=== Task brief ===
Copy out every line from the one containing "row-header[interactable]: 5 bbox=[0, 421, 25, 436]" down to the one containing "column-header[interactable]: J bbox=[938, 222, 1010, 240]", both included, keeping each exactly as it appears.

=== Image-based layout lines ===

☆ ☆ ☆ ☆ ☆ ☆ ☆

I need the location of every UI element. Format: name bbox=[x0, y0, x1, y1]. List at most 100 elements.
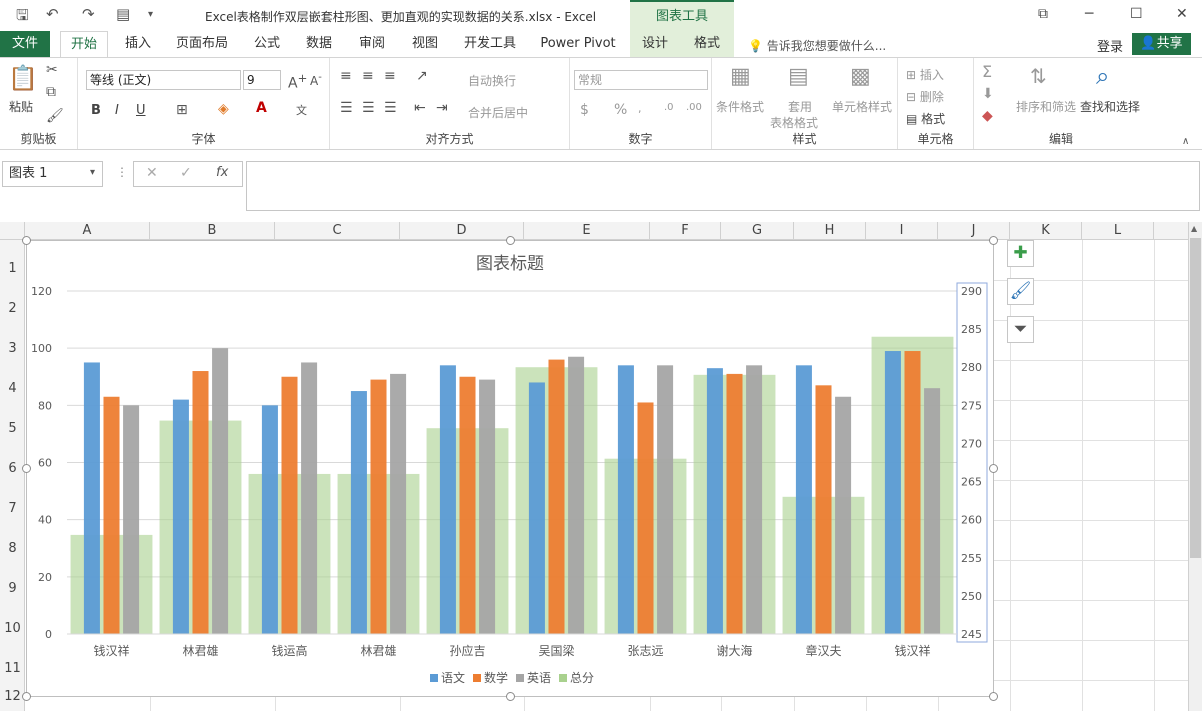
row-header[interactable]: 5 bbox=[0, 421, 25, 436]
decrease-decimal-icon[interactable]: .00 bbox=[686, 102, 702, 113]
column-header[interactable]: F bbox=[650, 222, 721, 240]
autosum-icon[interactable]: Σ bbox=[982, 62, 992, 81]
column-header[interactable]: J bbox=[938, 222, 1010, 240]
tab-home[interactable]: 开始 bbox=[60, 31, 108, 57]
percent-icon[interactable]: % bbox=[614, 102, 627, 118]
scroll-thumb[interactable] bbox=[1190, 238, 1201, 558]
column-header[interactable]: L bbox=[1082, 222, 1154, 240]
share-button[interactable]: 👤共享 bbox=[1132, 33, 1191, 55]
tab-design[interactable]: 设计 bbox=[634, 31, 676, 57]
login-link[interactable]: 登录 bbox=[1097, 36, 1123, 55]
tab-page-layout[interactable]: 页面布局 bbox=[170, 31, 234, 57]
cancel-icon[interactable]: ✕ bbox=[146, 165, 158, 181]
phonetic-icon[interactable]: 文 bbox=[296, 102, 307, 118]
resize-handle[interactable] bbox=[989, 692, 998, 701]
paste-button[interactable]: 粘贴 bbox=[9, 98, 33, 115]
format-table-line2[interactable]: 表格格式 bbox=[770, 114, 818, 131]
fill-color-icon[interactable]: ◈ bbox=[218, 101, 229, 117]
resize-handle[interactable] bbox=[506, 692, 515, 701]
column-header[interactable]: B bbox=[150, 222, 275, 240]
increase-decimal-icon[interactable]: .0 bbox=[664, 102, 674, 113]
minimize-icon[interactable]: ─ bbox=[1085, 6, 1093, 22]
column-header[interactable]: C bbox=[275, 222, 400, 240]
wrap-text-button[interactable]: 自动换行 bbox=[468, 72, 516, 89]
tell-me-search[interactable]: 💡 告诉我您想要做什么... bbox=[748, 37, 886, 54]
column-header[interactable]: G bbox=[721, 222, 794, 240]
align-center-icon[interactable]: ☰ bbox=[362, 100, 375, 116]
formula-input[interactable] bbox=[246, 161, 1200, 211]
align-top-icon[interactable]: ≡ bbox=[340, 68, 352, 84]
row-header[interactable]: 4 bbox=[0, 381, 25, 396]
find-select-button[interactable]: 查找和选择 bbox=[1080, 98, 1140, 115]
tab-data[interactable]: 数据 bbox=[299, 31, 339, 57]
column-header[interactable]: E bbox=[524, 222, 650, 240]
fill-icon[interactable]: ⬇ bbox=[982, 86, 994, 102]
name-box-dropdown-icon[interactable]: ▾ bbox=[90, 167, 95, 178]
delete-cells-button[interactable]: ⊟ 删除 bbox=[906, 88, 944, 105]
column-header[interactable]: A bbox=[25, 222, 150, 240]
sort-filter-icon[interactable]: ⇅ bbox=[1030, 64, 1047, 88]
number-format-combo[interactable]: 常规 bbox=[574, 70, 708, 90]
font-size-combo[interactable]: 9 bbox=[243, 70, 281, 90]
row-header[interactable]: 2 bbox=[0, 301, 25, 316]
resize-handle[interactable] bbox=[22, 236, 31, 245]
underline-button[interactable]: U bbox=[136, 103, 146, 118]
shrink-font-icon[interactable]: A- bbox=[310, 72, 322, 88]
insert-function-icon[interactable]: fx bbox=[216, 165, 228, 180]
column-header[interactable]: H bbox=[794, 222, 866, 240]
undo-icon[interactable]: ↶ bbox=[46, 5, 59, 23]
row-header[interactable]: 9 bbox=[0, 581, 25, 596]
enter-icon[interactable]: ✓ bbox=[180, 165, 192, 181]
tab-file[interactable]: 文件 bbox=[0, 31, 50, 57]
chart-filters-button[interactable]: ⏷ bbox=[1007, 316, 1034, 343]
format-table-line1[interactable]: 套用 bbox=[788, 98, 812, 115]
align-bottom-icon[interactable]: ≡ bbox=[384, 68, 396, 84]
column-header[interactable]: D bbox=[400, 222, 524, 240]
column-header[interactable]: I bbox=[866, 222, 938, 240]
cell-styles-icon[interactable]: ▩ bbox=[850, 64, 871, 89]
tab-formulas[interactable]: 公式 bbox=[247, 31, 287, 57]
tab-power-pivot[interactable]: Power Pivot bbox=[536, 31, 620, 57]
format-cells-button[interactable]: ▤ 格式 bbox=[906, 110, 945, 127]
save-icon[interactable]: 🖫 bbox=[16, 5, 29, 30]
ribbon-display-icon[interactable]: ⧉ bbox=[1038, 6, 1048, 22]
resize-handle[interactable] bbox=[22, 464, 31, 473]
grow-font-icon[interactable]: A+ bbox=[288, 71, 307, 92]
chart-legend[interactable]: 语文 数学 英语 总分 bbox=[430, 670, 594, 685]
decrease-indent-icon[interactable]: ⇤ bbox=[414, 100, 426, 116]
font-name-combo[interactable]: 等线 (正文) bbox=[86, 70, 241, 90]
tab-insert[interactable]: 插入 bbox=[118, 31, 158, 57]
orientation-icon[interactable]: ↗ bbox=[416, 68, 428, 84]
border-icon[interactable]: ⊞ bbox=[176, 102, 188, 118]
cell-styles-button[interactable]: 单元格样式 bbox=[832, 98, 892, 115]
copy-icon[interactable]: ⧉ bbox=[46, 84, 56, 100]
resize-handle[interactable] bbox=[506, 236, 515, 245]
maximize-icon[interactable]: ☐ bbox=[1130, 6, 1143, 22]
form-icon[interactable]: ▤ bbox=[116, 5, 130, 23]
currency-icon[interactable]: $ bbox=[580, 102, 589, 118]
chart-elements-button[interactable]: ✚ bbox=[1007, 240, 1034, 267]
paste-icon[interactable]: 📋 bbox=[8, 64, 38, 92]
cut-icon[interactable]: ✂ bbox=[46, 62, 58, 78]
tab-developer[interactable]: 开发工具 bbox=[457, 31, 523, 57]
resize-handle[interactable] bbox=[989, 236, 998, 245]
align-right-icon[interactable]: ☰ bbox=[384, 100, 397, 116]
scroll-up-icon[interactable]: ▲ bbox=[1191, 224, 1197, 233]
italic-button[interactable]: I bbox=[115, 103, 119, 118]
chart-styles-button[interactable]: 🖌 bbox=[1007, 278, 1034, 305]
column-header[interactable]: K bbox=[1010, 222, 1082, 240]
bold-button[interactable]: B bbox=[91, 103, 101, 118]
chart-title[interactable]: 图表标题 bbox=[476, 254, 544, 274]
find-select-icon[interactable]: ⌕ bbox=[1096, 62, 1109, 90]
collapse-ribbon-icon[interactable]: ∧ bbox=[1182, 136, 1189, 147]
customize-qat-icon[interactable]: ▾ bbox=[148, 9, 153, 20]
tab-review[interactable]: 审阅 bbox=[352, 31, 392, 57]
font-color-icon[interactable]: A bbox=[256, 100, 267, 116]
merge-center-button[interactable]: 合并后居中 bbox=[468, 104, 528, 121]
align-left-icon[interactable]: ☰ bbox=[340, 100, 353, 116]
row-header[interactable]: 10 bbox=[0, 621, 25, 636]
increase-indent-icon[interactable]: ⇥ bbox=[436, 100, 448, 116]
close-icon[interactable]: ✕ bbox=[1176, 6, 1188, 22]
vertical-scrollbar[interactable]: ▲ bbox=[1188, 222, 1202, 711]
format-painter-icon[interactable]: 🖌 bbox=[46, 108, 64, 124]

☆ ☆ ☆ ☆ ☆ ☆ ☆

=== Correct answer ===
row-header[interactable]: 5 bbox=[0, 421, 25, 436]
decrease-decimal-icon[interactable]: .00 bbox=[686, 102, 702, 113]
column-header[interactable]: F bbox=[650, 222, 721, 240]
autosum-icon[interactable]: Σ bbox=[982, 62, 992, 81]
column-header[interactable]: J bbox=[938, 222, 1010, 240]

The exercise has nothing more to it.